* Start DATA SUPPLIED *
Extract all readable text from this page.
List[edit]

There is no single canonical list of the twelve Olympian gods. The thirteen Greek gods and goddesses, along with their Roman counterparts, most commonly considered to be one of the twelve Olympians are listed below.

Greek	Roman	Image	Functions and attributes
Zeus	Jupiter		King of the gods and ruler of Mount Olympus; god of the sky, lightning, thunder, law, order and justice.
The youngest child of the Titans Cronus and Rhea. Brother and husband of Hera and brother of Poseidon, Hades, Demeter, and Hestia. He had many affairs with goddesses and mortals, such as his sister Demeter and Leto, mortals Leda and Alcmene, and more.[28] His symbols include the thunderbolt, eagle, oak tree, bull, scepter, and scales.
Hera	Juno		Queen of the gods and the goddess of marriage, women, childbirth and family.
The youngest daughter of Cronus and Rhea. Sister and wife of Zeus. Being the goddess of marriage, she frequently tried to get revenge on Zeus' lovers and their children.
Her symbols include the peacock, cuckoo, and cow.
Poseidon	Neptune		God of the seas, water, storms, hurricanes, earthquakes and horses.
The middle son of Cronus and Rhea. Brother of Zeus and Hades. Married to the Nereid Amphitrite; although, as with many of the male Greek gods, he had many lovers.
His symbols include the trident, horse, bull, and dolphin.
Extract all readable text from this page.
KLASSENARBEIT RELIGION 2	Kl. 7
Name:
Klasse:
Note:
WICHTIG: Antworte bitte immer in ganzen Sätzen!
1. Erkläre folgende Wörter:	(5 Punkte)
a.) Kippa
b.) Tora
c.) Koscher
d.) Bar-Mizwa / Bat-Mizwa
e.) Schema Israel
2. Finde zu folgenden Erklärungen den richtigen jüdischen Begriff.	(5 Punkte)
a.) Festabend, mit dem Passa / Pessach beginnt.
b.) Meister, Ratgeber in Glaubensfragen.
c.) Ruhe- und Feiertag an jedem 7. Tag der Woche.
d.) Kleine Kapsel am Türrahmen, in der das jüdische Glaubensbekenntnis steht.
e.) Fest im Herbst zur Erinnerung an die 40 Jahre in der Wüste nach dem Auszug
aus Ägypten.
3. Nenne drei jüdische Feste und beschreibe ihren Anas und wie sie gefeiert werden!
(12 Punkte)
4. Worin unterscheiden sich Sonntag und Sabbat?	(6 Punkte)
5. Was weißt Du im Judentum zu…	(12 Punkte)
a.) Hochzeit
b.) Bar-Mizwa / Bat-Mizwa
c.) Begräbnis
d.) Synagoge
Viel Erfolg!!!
* End DATA SUPPLIED *
■ DESCRIPTION OF THE TASK ■
Which lines of the data above contain "Hera"? Copy each one.

■ OUTPUT FOR THIS TASK ■
The youngest child of the Titans Cronus and Rhea. Brother and husband of Hera and brother of Poseidon, Hades, Demeter, and Hestia. He had many affairs with goddesses and mortals, such as his sister Demeter and Leto, mortals Leda and Alcmene, and more.[28] His symbols include the thunderbolt, eagle, oak tree, bull, scepter, and scales.
Hera	Juno		Queen of the gods and the goddess of marriage, women, childbirth and family.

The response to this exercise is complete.